> _TASK INSTRUCTIONS_
Locate all lines in the data below that hold "ylabel" and show them.

> _EXERCISE MATERIALS_
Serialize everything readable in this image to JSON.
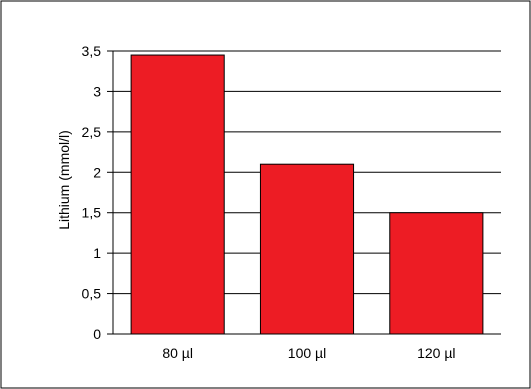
{
  "chart_data": {
    "type": "bar",
    "categories": [
      "80 µl",
      "100 µl",
      "120 µl"
    ],
    "values": [
      3.45,
      2.1,
      1.5
    ],
    "ylabel": "Lithium (mmol/l)",
    "xlabel": "",
    "ylim": [
      0,
      3.5
    ],
    "yticks": [
      0,
      0.5,
      1,
      1.5,
      2,
      2.5,
      3,
      3.5
    ],
    "ytick_labels": [
      "0",
      "0,5",
      "1",
      "1,5",
      "2",
      "2,5",
      "3",
      "3,5"
    ],
    "grid": true,
    "bar_color": "#ed1c24",
    "bar_edge_color": "#000000",
    "grid_color": "#000000"
  }
}
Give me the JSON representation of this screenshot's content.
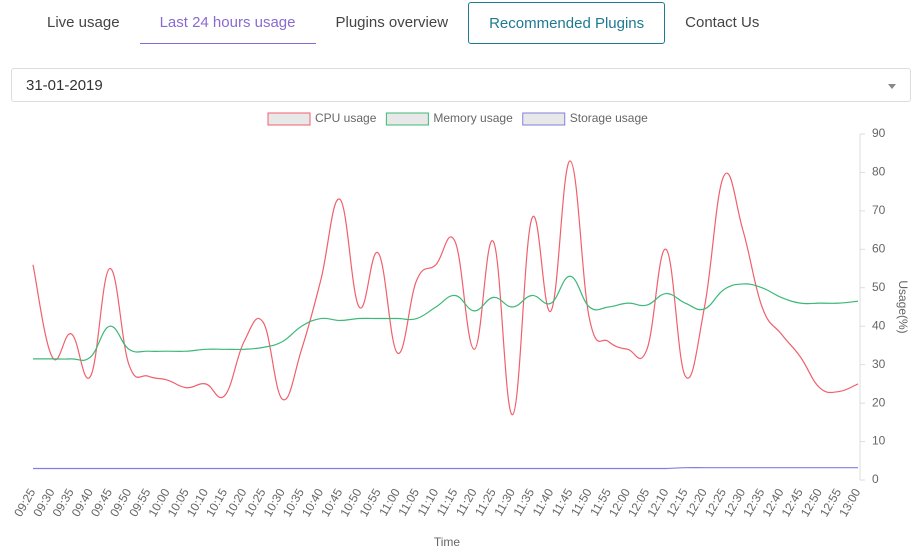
{
  "nav": {
    "tabs": [
      "Live usage",
      "Last 24 hours usage",
      "Plugins overview",
      "Recommended Plugins",
      "Contact Us"
    ]
  },
  "date_select": {
    "value": "31-01-2019"
  },
  "chart_data": {
    "type": "line",
    "x_label": "Time",
    "y_label": "Usage(%)",
    "categories": [
      "09:25",
      "09:30",
      "09:35",
      "09:40",
      "09:45",
      "09:50",
      "09:55",
      "10:00",
      "10:05",
      "10:10",
      "10:15",
      "10:20",
      "10:25",
      "10:30",
      "10:35",
      "10:40",
      "10:45",
      "10:50",
      "10:55",
      "11:00",
      "11:05",
      "11:10",
      "11:15",
      "11:20",
      "11:25",
      "11:30",
      "11:35",
      "11:40",
      "11:45",
      "11:50",
      "11:55",
      "12:00",
      "12:05",
      "12:10",
      "12:15",
      "12:20",
      "12:25",
      "12:30",
      "12:35",
      "12:40",
      "12:45",
      "12:50",
      "12:55",
      "13:00"
    ],
    "series": [
      {
        "name": "CPU usage",
        "color": "#f0606c",
        "values": [
          56,
          32,
          38,
          27,
          55,
          30,
          27,
          26,
          24,
          25,
          22,
          36,
          41,
          21,
          34,
          52,
          73,
          45,
          59,
          33,
          52,
          56,
          62,
          34,
          62,
          17,
          68,
          44,
          83,
          42,
          36,
          34,
          34,
          60,
          27,
          45,
          79,
          65,
          45,
          38,
          32,
          24,
          23,
          25
        ]
      },
      {
        "name": "Memory usage",
        "color": "#3cb878",
        "values": [
          31.5,
          31.5,
          31.5,
          32,
          40,
          34,
          33.5,
          33.5,
          33.5,
          34,
          34,
          34,
          34.5,
          36,
          40,
          42,
          41.5,
          42,
          42,
          42,
          42,
          45,
          48,
          44,
          47.5,
          45,
          48,
          46,
          53,
          45,
          45,
          46,
          45.5,
          48.5,
          46,
          44.5,
          49.5,
          51,
          50,
          47.5,
          46,
          46,
          46,
          46.5
        ]
      },
      {
        "name": "Storage usage",
        "color": "#8080e0",
        "values": [
          3,
          3,
          3,
          3,
          3,
          3,
          3,
          3,
          3,
          3,
          3,
          3,
          3,
          3,
          3,
          3,
          3,
          3,
          3,
          3,
          3,
          3,
          3,
          3,
          3,
          3,
          3,
          3,
          3,
          3,
          3,
          3,
          3,
          3,
          3.2,
          3.2,
          3.2,
          3.2,
          3.2,
          3.2,
          3.2,
          3.2,
          3.2,
          3.2
        ]
      }
    ],
    "ylim": [
      0,
      90
    ],
    "yticks": [
      0,
      10,
      20,
      30,
      40,
      50,
      60,
      70,
      80,
      90
    ],
    "grid": false,
    "legend": "top"
  }
}
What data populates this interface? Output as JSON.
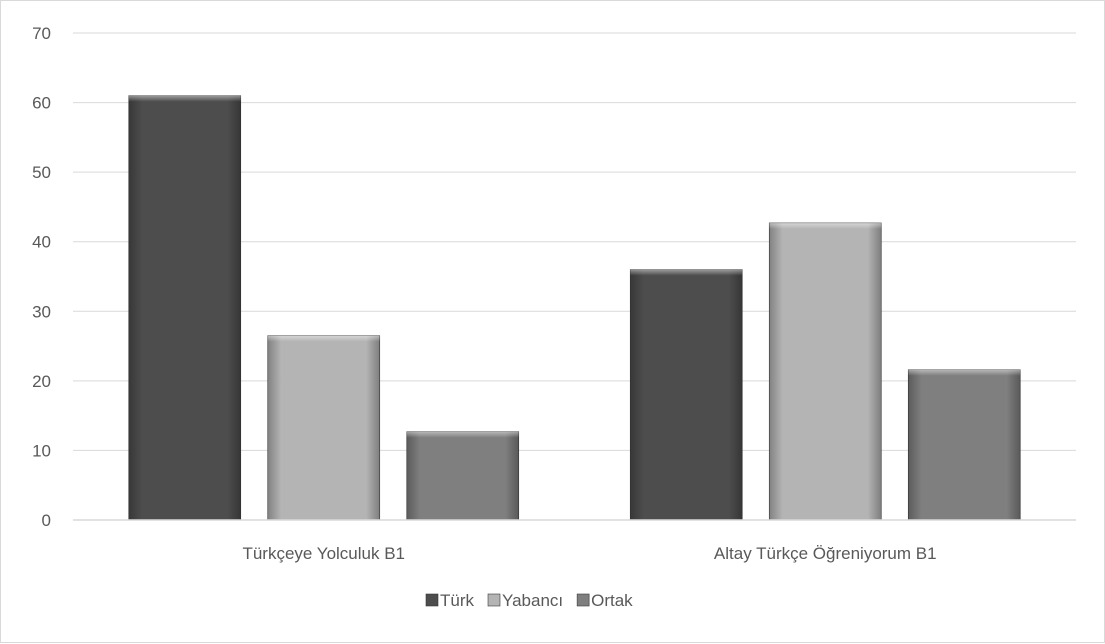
{
  "chart_data": {
    "type": "bar",
    "title": "",
    "xlabel": "",
    "ylabel": "",
    "categories": [
      "Türkçeye Yolculuk B1",
      "Altay Türkçe Öğreniyorum B1"
    ],
    "series": [
      {
        "name": "Türk",
        "values": [
          61,
          36
        ],
        "color": "#4d4d4d"
      },
      {
        "name": "Yabancı",
        "values": [
          26.5,
          42.7
        ],
        "color": "#b4b4b4"
      },
      {
        "name": "Ortak",
        "values": [
          12.7,
          21.6
        ],
        "color": "#7f7f7f"
      }
    ],
    "ylim": [
      0,
      70
    ],
    "yticks": [
      "0",
      "10",
      "20",
      "30",
      "40",
      "50",
      "60",
      "70"
    ],
    "grid": true,
    "legend_position": "bottom"
  }
}
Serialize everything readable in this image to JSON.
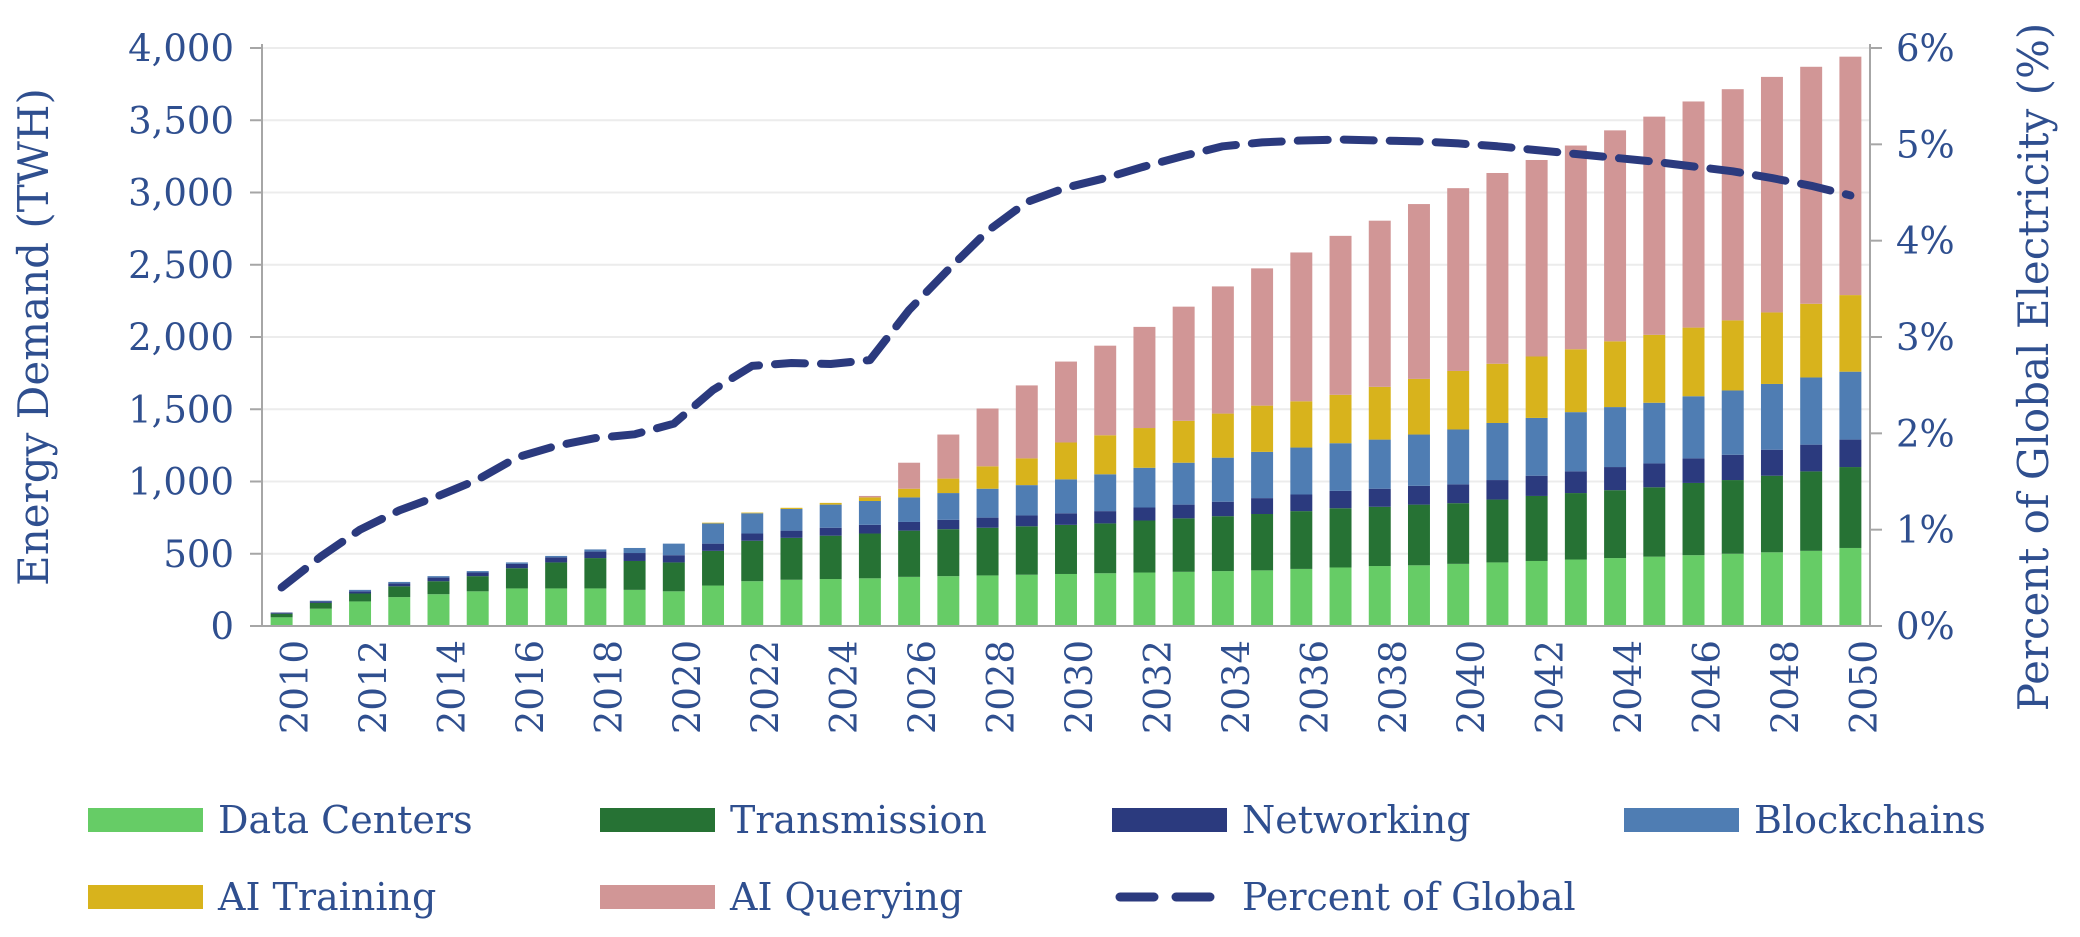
{
  "chart_data": {
    "type": "bar",
    "stacked": true,
    "x": [
      2010,
      2011,
      2012,
      2013,
      2014,
      2015,
      2016,
      2017,
      2018,
      2019,
      2020,
      2021,
      2022,
      2023,
      2024,
      2025,
      2026,
      2027,
      2028,
      2029,
      2030,
      2031,
      2032,
      2033,
      2034,
      2035,
      2036,
      2037,
      2038,
      2039,
      2040,
      2041,
      2042,
      2043,
      2044,
      2045,
      2046,
      2047,
      2048,
      2049,
      2050
    ],
    "x_tick_labels": [
      "2010",
      "2012",
      "2014",
      "2016",
      "2018",
      "2020",
      "2022",
      "2024",
      "2026",
      "2028",
      "2030",
      "2032",
      "2034",
      "2036",
      "2038",
      "2040",
      "2042",
      "2044",
      "2046",
      "2048",
      "2050"
    ],
    "ylabel": "Energy Demand (TWH)",
    "ylim": [
      0,
      4000
    ],
    "y_tick_labels": [
      "0",
      "500",
      "1,000",
      "1,500",
      "2,000",
      "2,500",
      "3,000",
      "3,500",
      "4,000"
    ],
    "y2label": "Percent of Global Electricity (%)",
    "y2lim": [
      0,
      6
    ],
    "y2_tick_labels": [
      "0%",
      "1%",
      "2%",
      "3%",
      "4%",
      "5%",
      "6%"
    ],
    "grid": true,
    "legend_position": "bottom",
    "series": [
      {
        "name": "Data Centers",
        "color": "#66cc66",
        "values": [
          60,
          120,
          170,
          200,
          220,
          240,
          260,
          260,
          260,
          250,
          240,
          280,
          310,
          320,
          325,
          330,
          340,
          345,
          350,
          355,
          360,
          365,
          370,
          375,
          380,
          385,
          395,
          405,
          415,
          420,
          430,
          440,
          450,
          460,
          470,
          480,
          490,
          500,
          510,
          520,
          540
        ]
      },
      {
        "name": "Transmission",
        "color": "#267234",
        "values": [
          25,
          40,
          55,
          75,
          90,
          105,
          140,
          180,
          210,
          200,
          200,
          240,
          280,
          290,
          300,
          310,
          320,
          325,
          330,
          335,
          340,
          345,
          360,
          370,
          380,
          390,
          400,
          410,
          410,
          420,
          420,
          435,
          450,
          460,
          470,
          480,
          500,
          510,
          530,
          550,
          560
        ]
      },
      {
        "name": "Networking",
        "color": "#2b3a7e",
        "values": [
          8,
          10,
          15,
          20,
          25,
          25,
          30,
          35,
          45,
          55,
          50,
          50,
          50,
          50,
          55,
          60,
          60,
          65,
          70,
          75,
          80,
          85,
          90,
          95,
          100,
          110,
          115,
          120,
          125,
          130,
          130,
          135,
          140,
          150,
          160,
          165,
          170,
          175,
          180,
          185,
          190
        ]
      },
      {
        "name": "Blockchains",
        "color": "#4f7db3",
        "values": [
          0,
          5,
          10,
          10,
          10,
          10,
          10,
          10,
          15,
          35,
          80,
          140,
          140,
          150,
          160,
          165,
          170,
          185,
          200,
          210,
          235,
          255,
          275,
          290,
          305,
          320,
          325,
          330,
          340,
          355,
          380,
          395,
          400,
          410,
          415,
          420,
          430,
          445,
          455,
          465,
          470
        ]
      },
      {
        "name": "AI Training",
        "color": "#d8b31c",
        "values": [
          0,
          0,
          0,
          0,
          0,
          0,
          0,
          0,
          0,
          0,
          0,
          5,
          5,
          8,
          12,
          25,
          60,
          100,
          155,
          185,
          255,
          270,
          275,
          290,
          305,
          320,
          320,
          335,
          365,
          385,
          405,
          410,
          425,
          435,
          455,
          470,
          475,
          485,
          495,
          510,
          530
        ]
      },
      {
        "name": "AI Querying",
        "color": "#d19696",
        "values": [
          0,
          0,
          0,
          0,
          0,
          0,
          0,
          0,
          0,
          0,
          0,
          0,
          0,
          0,
          0,
          10,
          180,
          305,
          400,
          505,
          560,
          620,
          700,
          790,
          880,
          950,
          1030,
          1100,
          1150,
          1210,
          1265,
          1320,
          1360,
          1410,
          1460,
          1510,
          1565,
          1600,
          1630,
          1640,
          1650
        ]
      }
    ],
    "line_series": {
      "name": "Percent of Global",
      "axis": "right",
      "color": "#2b3a7e",
      "style": "dashed",
      "values": [
        0.4,
        0.72,
        1.0,
        1.2,
        1.35,
        1.52,
        1.75,
        1.87,
        1.95,
        1.99,
        2.1,
        2.45,
        2.7,
        2.73,
        2.72,
        2.76,
        3.28,
        3.7,
        4.1,
        4.4,
        4.55,
        4.65,
        4.77,
        4.88,
        4.98,
        5.02,
        5.04,
        5.05,
        5.04,
        5.03,
        5.01,
        4.98,
        4.94,
        4.9,
        4.86,
        4.82,
        4.77,
        4.72,
        4.65,
        4.57,
        4.47
      ]
    }
  }
}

> _SOLUTION TO THIS TASK_
    "ylabel": "Lithium (mmol/l)",
    "ylabel": "",
    "ylabel": "Energy Demand (TWH)",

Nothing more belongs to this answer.